PROBLEM DESCRIPTION - Repeat the material verbatim and drop the pictures.

ENTRIES SHOWN -
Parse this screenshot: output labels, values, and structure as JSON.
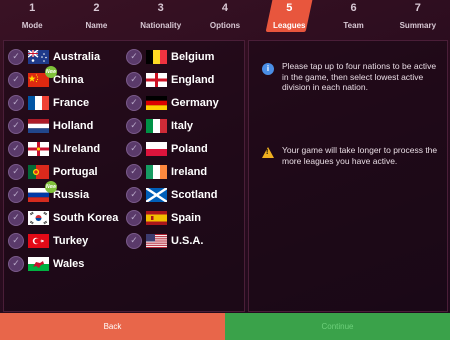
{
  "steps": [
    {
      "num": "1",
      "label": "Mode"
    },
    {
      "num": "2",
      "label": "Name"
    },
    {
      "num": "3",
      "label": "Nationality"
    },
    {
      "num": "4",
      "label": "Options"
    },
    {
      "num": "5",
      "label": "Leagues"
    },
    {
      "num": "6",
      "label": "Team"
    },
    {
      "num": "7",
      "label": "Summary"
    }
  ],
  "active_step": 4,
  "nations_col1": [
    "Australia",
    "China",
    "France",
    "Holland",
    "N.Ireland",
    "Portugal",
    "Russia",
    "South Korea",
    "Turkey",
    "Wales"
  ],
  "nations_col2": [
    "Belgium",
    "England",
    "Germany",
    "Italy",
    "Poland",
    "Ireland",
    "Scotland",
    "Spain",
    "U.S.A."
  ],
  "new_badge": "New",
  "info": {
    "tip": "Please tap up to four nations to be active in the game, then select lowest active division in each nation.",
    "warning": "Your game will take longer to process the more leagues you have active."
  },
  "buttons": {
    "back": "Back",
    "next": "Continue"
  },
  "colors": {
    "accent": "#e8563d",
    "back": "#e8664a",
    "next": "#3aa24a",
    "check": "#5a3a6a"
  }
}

OUTPUT FOR THIS TASK -
Parse this screenshot: output labels, values, and structure as JSON.
{
  "steps": [
    {
      "num": "1",
      "label": "Mode"
    },
    {
      "num": "2",
      "label": "Name"
    },
    {
      "num": "3",
      "label": "Nationality"
    },
    {
      "num": "4",
      "label": "Options"
    },
    {
      "num": "5",
      "label": "Leagues"
    },
    {
      "num": "6",
      "label": "Team"
    },
    {
      "num": "7",
      "label": "Summary"
    }
  ],
  "active_step": 4,
  "nations_col1": [
    "Australia",
    "China",
    "France",
    "Holland",
    "N.Ireland",
    "Portugal",
    "Russia",
    "South Korea",
    "Turkey",
    "Wales"
  ],
  "nations_col2": [
    "Belgium",
    "England",
    "Germany",
    "Italy",
    "Poland",
    "Ireland",
    "Scotland",
    "Spain",
    "U.S.A."
  ],
  "new_badge": "New",
  "info": {
    "tip": "Please tap up to four nations to be active in the game, then select lowest active division in each nation.",
    "warning": "Your game will take longer to process the more leagues you have active."
  },
  "buttons": {
    "back": "Back",
    "next": "Continue"
  },
  "colors": {
    "accent": "#e8563d",
    "back": "#e8664a",
    "next": "#3aa24a",
    "check": "#5a3a6a"
  }
}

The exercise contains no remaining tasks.